[Collected data]
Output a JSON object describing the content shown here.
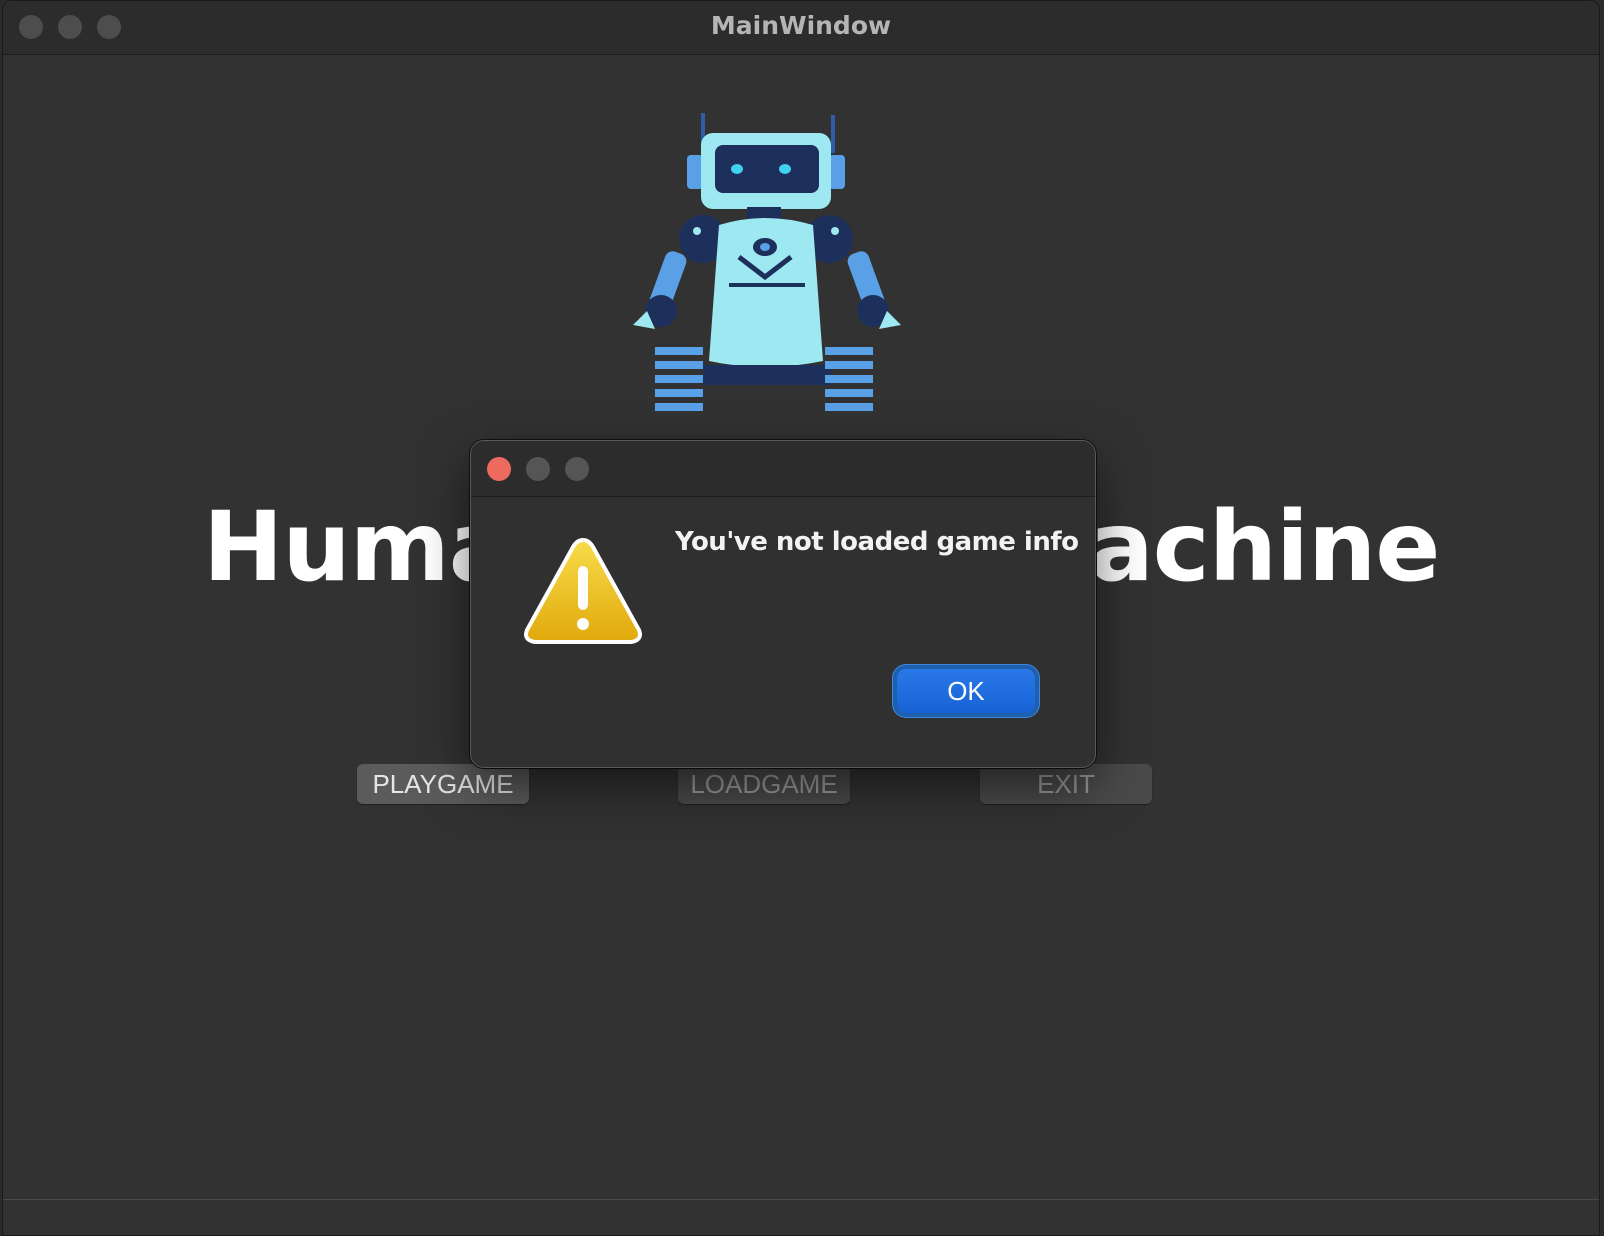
{
  "window": {
    "title": "MainWindow"
  },
  "main": {
    "heading_left": "Huma",
    "heading_right": "achine",
    "buttons": {
      "play": "PLAYGAME",
      "load": "LOADGAME",
      "exit": "EXIT"
    },
    "robot_icon": "robot-illustration"
  },
  "dialog": {
    "message": "You've not loaded game info",
    "ok_label": "OK",
    "icon": "warning-icon"
  },
  "colors": {
    "window_bg": "#323232",
    "accent": "#1763d6",
    "close_red": "#ec6a5e",
    "warning_yellow": "#f2c019"
  }
}
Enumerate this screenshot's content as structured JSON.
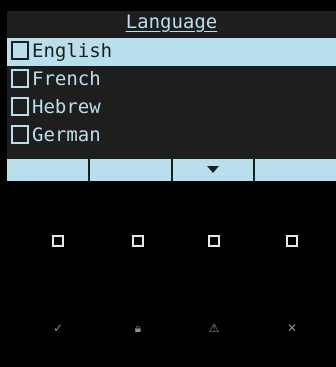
{
  "title": "Language",
  "languages": [
    {
      "label": "English",
      "selected": true
    },
    {
      "label": "French",
      "selected": false
    },
    {
      "label": "Hebrew",
      "selected": false
    },
    {
      "label": "German",
      "selected": false
    }
  ],
  "softkeys": [
    "",
    "",
    "down-arrow-icon",
    ""
  ],
  "keypad": {
    "top_row_icons": [
      "square-icon",
      "square-icon",
      "square-icon",
      "square-icon"
    ],
    "bottom_row": [
      {
        "icon": "check-icon",
        "glyph": "✓"
      },
      {
        "icon": "lock-icon",
        "glyph": "🔒︎"
      },
      {
        "icon": "warning-icon",
        "glyph": "⚠"
      },
      {
        "icon": "close-icon",
        "glyph": "✕"
      }
    ]
  },
  "colors": {
    "lcd_background": "#1e1e1e",
    "lcd_text": "#b8dfec",
    "device_background": "#000000"
  }
}
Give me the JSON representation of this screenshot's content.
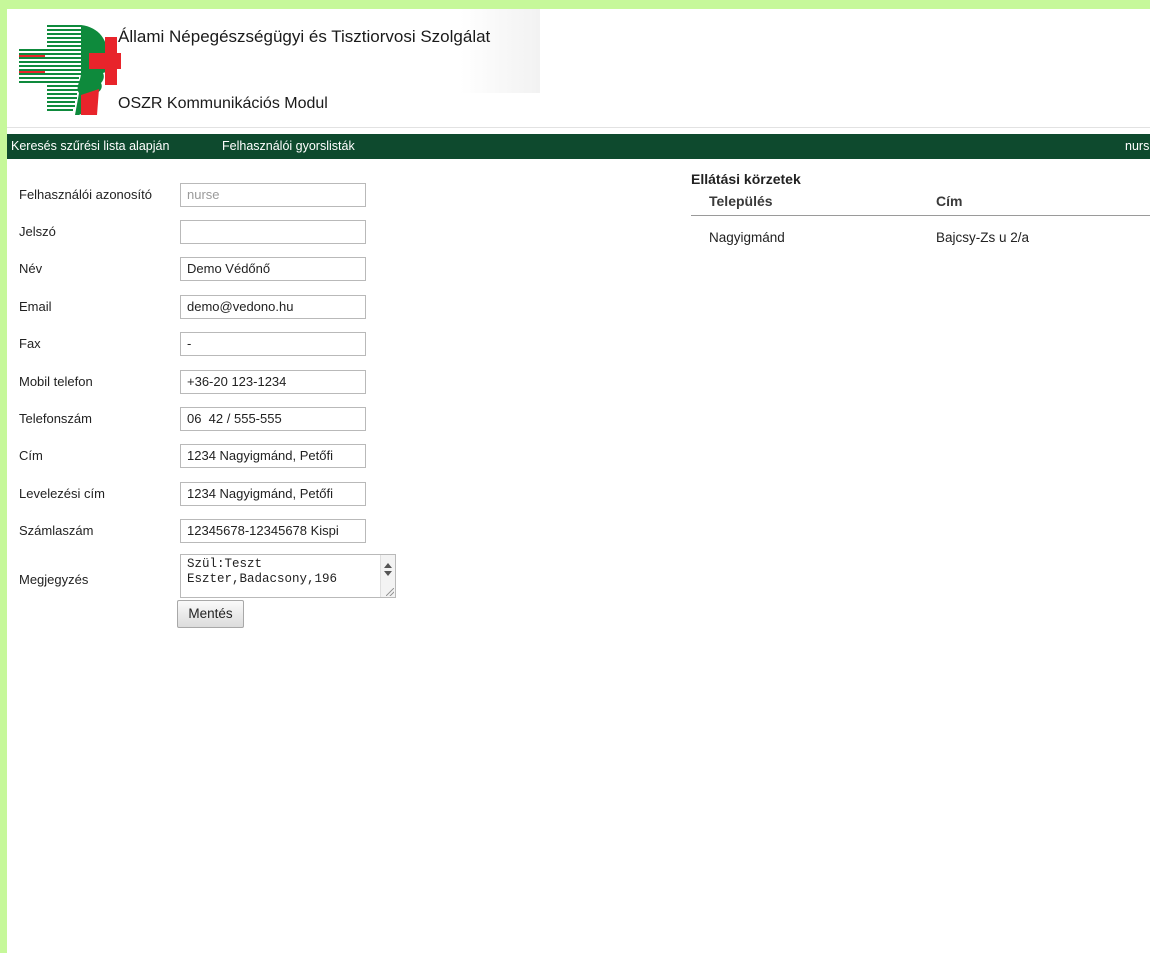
{
  "header": {
    "title": "Állami Népegészségügyi és Tisztiorvosi Szolgálat",
    "subtitle": "OSZR Kommunikációs Modul",
    "colors": {
      "green": "#0e8a3c",
      "red": "#e8242b"
    }
  },
  "nav": {
    "items": [
      {
        "label": "Keresés szűrési lista alapján"
      },
      {
        "label": "Felhasználói gyorslisták"
      }
    ],
    "user": "nurs",
    "background": "#0e4a2e"
  },
  "form": {
    "fields": [
      {
        "label": "Felhasználói azonosító",
        "value": "nurse"
      },
      {
        "label": "Jelszó",
        "value": ""
      },
      {
        "label": "Név",
        "value": "Demo Védőnő"
      },
      {
        "label": "Email",
        "value": "demo@vedono.hu"
      },
      {
        "label": "Fax",
        "value": "-"
      },
      {
        "label": "Mobil telefon",
        "value": "+36-20 123-1234"
      },
      {
        "label": "Telefonszám",
        "value": "06  42 / 555-555"
      },
      {
        "label": "Cím",
        "value": "1234 Nagyigmánd, Petőfi"
      },
      {
        "label": "Levelezési cím",
        "value": "1234 Nagyigmánd, Petőfi"
      },
      {
        "label": "Számlaszám",
        "value": "12345678-12345678 Kispi"
      }
    ],
    "notes": {
      "label": "Megjegyzés",
      "line1": "Szül:Teszt",
      "line2": "Eszter,Badacsony,196"
    },
    "save_label": "Mentés"
  },
  "districts": {
    "title": "Ellátási körzetek",
    "columns": [
      "Település",
      "Cím"
    ],
    "rows": [
      [
        "Nagyigmánd",
        "Bajcsy-Zs u 2/a"
      ]
    ]
  }
}
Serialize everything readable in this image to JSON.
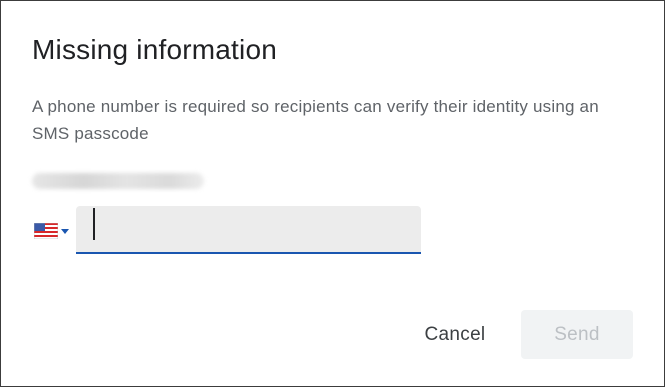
{
  "dialog": {
    "title": "Missing information",
    "description": "A phone number is required so recipients can verify their identity using an SMS passcode"
  },
  "recipient": {
    "email_redacted": true
  },
  "phone": {
    "country_flag": "us-flag-icon",
    "value": "",
    "focused": true
  },
  "actions": {
    "cancel_label": "Cancel",
    "send_label": "Send",
    "send_enabled": false
  },
  "colors": {
    "title": "#202124",
    "body_text": "#5f6368",
    "field_underline": "#1a56b0",
    "field_bg": "#ececec",
    "send_bg": "#f1f3f4",
    "send_text": "#bcc0c4"
  }
}
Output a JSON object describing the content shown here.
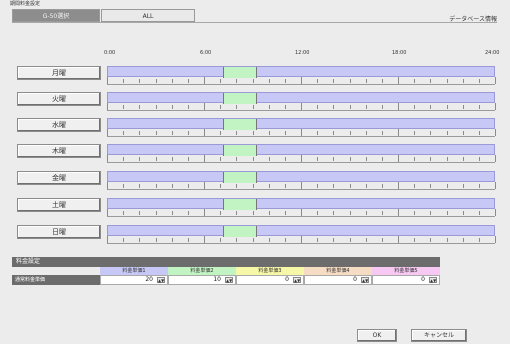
{
  "window": {
    "title": "期間料金設定"
  },
  "tabs": [
    {
      "label": "G-50選択",
      "active": true
    },
    {
      "label": "ALL",
      "active": false
    }
  ],
  "database_info": "データベース情報",
  "time_scale": [
    "0:00",
    "6:00",
    "12:00",
    "18:00",
    "24:00"
  ],
  "days": [
    "月曜",
    "火曜",
    "水曜",
    "木曜",
    "金曜",
    "土曜",
    "日曜"
  ],
  "fee_settings": {
    "section_title": "料金設定",
    "row_label": "通常料金単価",
    "columns": [
      {
        "label": "料金単価1",
        "color": "#c8c8f6",
        "value": "20"
      },
      {
        "label": "料金単価2",
        "color": "#c2f3c2",
        "value": "10"
      },
      {
        "label": "料金単価3",
        "color": "#f7f7a8",
        "value": "0"
      },
      {
        "label": "料金単価4",
        "color": "#f7dcc4",
        "value": "0"
      },
      {
        "label": "料金単価5",
        "color": "#f6c8f2",
        "value": "0"
      }
    ]
  },
  "buttons": {
    "ok": "OK",
    "cancel": "キャンセル"
  },
  "colors": {
    "rate1": "#c8c8f6",
    "rate2": "#c2f3c2",
    "header": "#6c6c6c"
  }
}
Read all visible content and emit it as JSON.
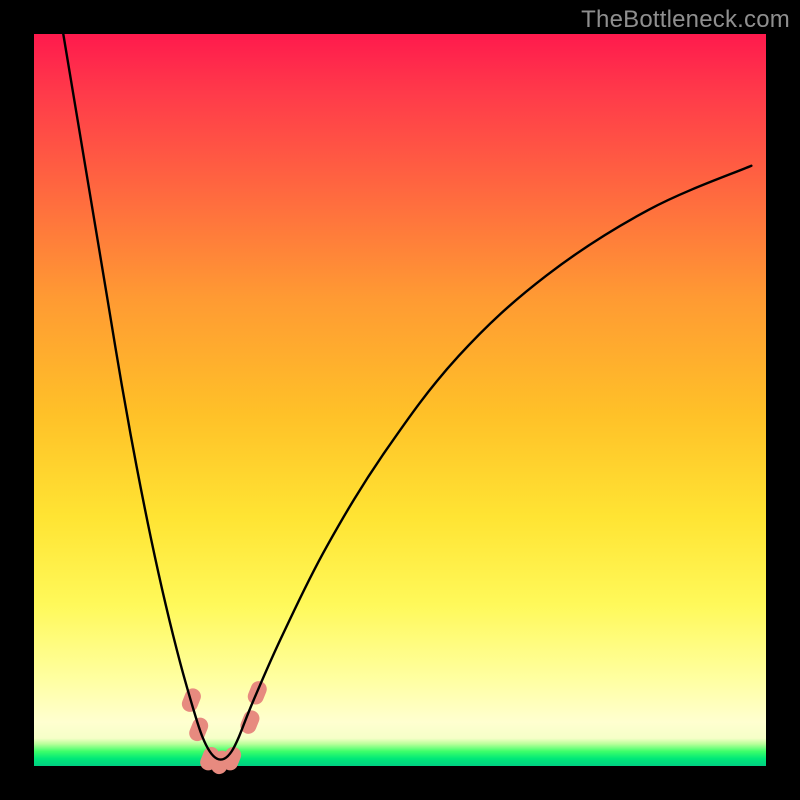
{
  "watermark": {
    "text": "TheBottleneck.com"
  },
  "chart_data": {
    "type": "line",
    "title": "",
    "xlabel": "",
    "ylabel": "",
    "xlim": [
      0,
      100
    ],
    "ylim": [
      0,
      100
    ],
    "grid": false,
    "series": [
      {
        "name": "bottleneck-curve",
        "x": [
          4,
          6,
          8,
          10,
          12,
          14,
          16,
          18,
          20,
          22,
          23,
          24,
          25,
          26,
          27,
          28,
          30,
          34,
          40,
          48,
          58,
          70,
          84,
          98
        ],
        "values": [
          100,
          88,
          76,
          64,
          52,
          41,
          31,
          22,
          14,
          7,
          4,
          2,
          1,
          1,
          2,
          4,
          9,
          18,
          30,
          43,
          56,
          67,
          76,
          82
        ]
      }
    ],
    "markers": [
      {
        "name": "marker-left-upper",
        "x": 21.5,
        "y": 9,
        "color": "#e78a7f"
      },
      {
        "name": "marker-left-lower",
        "x": 22.5,
        "y": 5,
        "color": "#e78a7f"
      },
      {
        "name": "marker-bottom-1",
        "x": 24,
        "y": 1,
        "color": "#e78a7f"
      },
      {
        "name": "marker-bottom-2",
        "x": 25.5,
        "y": 0.5,
        "color": "#e78a7f"
      },
      {
        "name": "marker-bottom-3",
        "x": 27,
        "y": 1,
        "color": "#e78a7f"
      },
      {
        "name": "marker-right-lower",
        "x": 29.5,
        "y": 6,
        "color": "#e78a7f"
      },
      {
        "name": "marker-right-upper",
        "x": 30.5,
        "y": 10,
        "color": "#e78a7f"
      }
    ]
  }
}
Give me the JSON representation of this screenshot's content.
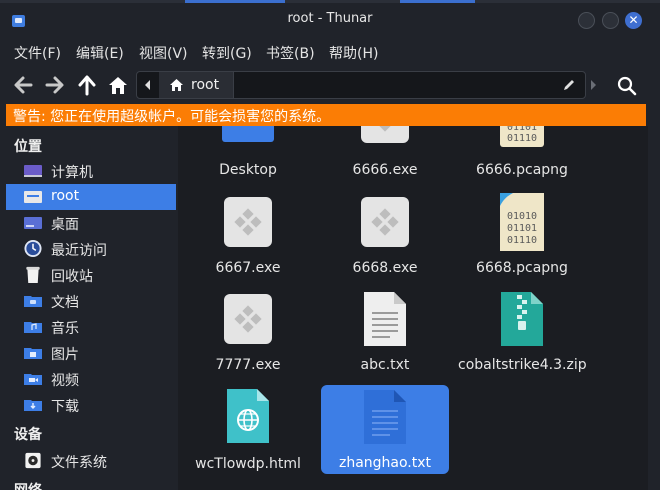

SET EXERCISE: Output every entry word for word, but omit the pictures.

TASK RESPONSE:
Output a JSON object describing the content shown here.
{
  "window": {
    "title": "MainWindow"
  },
  "main": {
    "heading_left": "Huma",
    "heading_right": "achine",
    "buttons": {
      "play": "PLAYGAME",
      "load": "LOADGAME",
      "exit": "EXIT"
    },
    "robot_icon": "robot-illustration"
  },
  "dialog": {
    "message": "You've not loaded game info",
    "ok_label": "OK",
    "icon": "warning-icon"
  },
  "colors": {
    "window_bg": "#323232",
    "accent": "#1763d6",
    "close_red": "#ec6a5e",
    "warning_yellow": "#f2c019"
  }
}
Enumerate this screenshot's content as structured JSON.
{
  "title": "Language",
  "languages": [
    {
      "label": "English",
      "selected": true
    },
    {
      "label": "French",
      "selected": false
    },
    {
      "label": "Hebrew",
      "selected": false
    },
    {
      "label": "German",
      "selected": false
    }
  ],
  "softkeys": [
    "",
    "",
    "down-arrow-icon",
    ""
  ],
  "keypad": {
    "top_row_icons": [
      "square-icon",
      "square-icon",
      "square-icon",
      "square-icon"
    ],
    "bottom_row": [
      {
        "icon": "check-icon",
        "glyph": "✓"
      },
      {
        "icon": "lock-icon",
        "glyph": "🔒︎"
      },
      {
        "icon": "warning-icon",
        "glyph": "⚠"
      },
      {
        "icon": "close-icon",
        "glyph": "✕"
      }
    ]
  },
  "colors": {
    "lcd_background": "#1e1e1e",
    "lcd_text": "#b8dfec",
    "device_background": "#000000"
  }
}
Give me the JSON representation of this screenshot's content.
{
  "header": {
    "title": "Állami Népegészségügyi és Tisztiorvosi Szolgálat",
    "subtitle": "OSZR Kommunikációs Modul",
    "colors": {
      "green": "#0e8a3c",
      "red": "#e8242b"
    }
  },
  "nav": {
    "items": [
      {
        "label": "Keresés szűrési lista alapján"
      },
      {
        "label": "Felhasználói gyorslisták"
      }
    ],
    "user": "nurs",
    "background": "#0e4a2e"
  },
  "form": {
    "fields": [
      {
        "label": "Felhasználói azonosító",
        "value": "nurse"
      },
      {
        "label": "Jelszó",
        "value": ""
      },
      {
        "label": "Név",
        "value": "Demo Védőnő"
      },
      {
        "label": "Email",
        "value": "demo@vedono.hu"
      },
      {
        "label": "Fax",
        "value": "-"
      },
      {
        "label": "Mobil telefon",
        "value": "+36-20 123-1234"
      },
      {
        "label": "Telefonszám",
        "value": "06  42 / 555-555"
      },
      {
        "label": "Cím",
        "value": "1234 Nagyigmánd, Petőfi"
      },
      {
        "label": "Levelezési cím",
        "value": "1234 Nagyigmánd, Petőfi"
      },
      {
        "label": "Számlaszám",
        "value": "12345678-12345678 Kispi"
      }
    ],
    "notes": {
      "label": "Megjegyzés",
      "line1": "Szül:Teszt",
      "line2": "Eszter,Badacsony,196"
    },
    "save_label": "Mentés"
  },
  "districts": {
    "title": "Ellátási körzetek",
    "columns": [
      "Település",
      "Cím"
    ],
    "rows": [
      [
        "Nagyigmánd",
        "Bajcsy-Zs u 2/a"
      ]
    ]
  }
}
Serialize everything readable in this image to JSON.
{
  "dialog": {
    "title": "Missing information",
    "description": "A phone number is required so recipients can verify their identity using an SMS passcode"
  },
  "recipient": {
    "email_redacted": true
  },
  "phone": {
    "country_flag": "us-flag-icon",
    "value": "",
    "focused": true
  },
  "actions": {
    "cancel_label": "Cancel",
    "send_label": "Send",
    "send_enabled": false
  },
  "colors": {
    "title": "#202124",
    "body_text": "#5f6368",
    "field_underline": "#1a56b0",
    "field_bg": "#ececec",
    "send_bg": "#f1f3f4",
    "send_text": "#bcc0c4"
  }
}
Output a JSON object describing the content shown here.
{
  "window": {
    "title": "期間料金設定"
  },
  "tabs": [
    {
      "label": "G-50選択",
      "active": true
    },
    {
      "label": "ALL",
      "active": false
    }
  ],
  "database_info": "データベース情報",
  "time_scale": [
    "0:00",
    "6:00",
    "12:00",
    "18:00",
    "24:00"
  ],
  "days": [
    "月曜",
    "火曜",
    "水曜",
    "木曜",
    "金曜",
    "土曜",
    "日曜"
  ],
  "fee_settings": {
    "section_title": "料金設定",
    "row_label": "通常料金単価",
    "columns": [
      {
        "label": "料金単価1",
        "color": "#c8c8f6",
        "value": "20"
      },
      {
        "label": "料金単価2",
        "color": "#c2f3c2",
        "value": "10"
      },
      {
        "label": "料金単価3",
        "color": "#f7f7a8",
        "value": "0"
      },
      {
        "label": "料金単価4",
        "color": "#f7dcc4",
        "value": "0"
      },
      {
        "label": "料金単価5",
        "color": "#f6c8f2",
        "value": "0"
      }
    ]
  },
  "buttons": {
    "ok": "OK",
    "cancel": "キャンセル"
  },
  "colors": {
    "rate1": "#c8c8f6",
    "rate2": "#c2f3c2",
    "header": "#6c6c6c"
  }
}
Read all visible content and emit it as JSON.
{
  "watermark": {
    "text": "TheBottleneck.com"
  },
  "chart_data": {
    "type": "line",
    "title": "",
    "xlabel": "",
    "ylabel": "",
    "xlim": [
      0,
      100
    ],
    "ylim": [
      0,
      100
    ],
    "grid": false,
    "series": [
      {
        "name": "bottleneck-curve",
        "x": [
          4,
          6,
          8,
          10,
          12,
          14,
          16,
          18,
          20,
          22,
          23,
          24,
          25,
          26,
          27,
          28,
          30,
          34,
          40,
          48,
          58,
          70,
          84,
          98
        ],
        "values": [
          100,
          88,
          76,
          64,
          52,
          41,
          31,
          22,
          14,
          7,
          4,
          2,
          1,
          1,
          2,
          4,
          9,
          18,
          30,
          43,
          56,
          67,
          76,
          82
        ]
      }
    ],
    "markers": [
      {
        "name": "marker-left-upper",
        "x": 21.5,
        "y": 9,
        "color": "#e78a7f"
      },
      {
        "name": "marker-left-lower",
        "x": 22.5,
        "y": 5,
        "color": "#e78a7f"
      },
      {
        "name": "marker-bottom-1",
        "x": 24,
        "y": 1,
        "color": "#e78a7f"
      },
      {
        "name": "marker-bottom-2",
        "x": 25.5,
        "y": 0.5,
        "color": "#e78a7f"
      },
      {
        "name": "marker-bottom-3",
        "x": 27,
        "y": 1,
        "color": "#e78a7f"
      },
      {
        "name": "marker-right-lower",
        "x": 29.5,
        "y": 6,
        "color": "#e78a7f"
      },
      {
        "name": "marker-right-upper",
        "x": 30.5,
        "y": 10,
        "color": "#e78a7f"
      }
    ]
  }
}
Give me the JSON representation of this screenshot's content.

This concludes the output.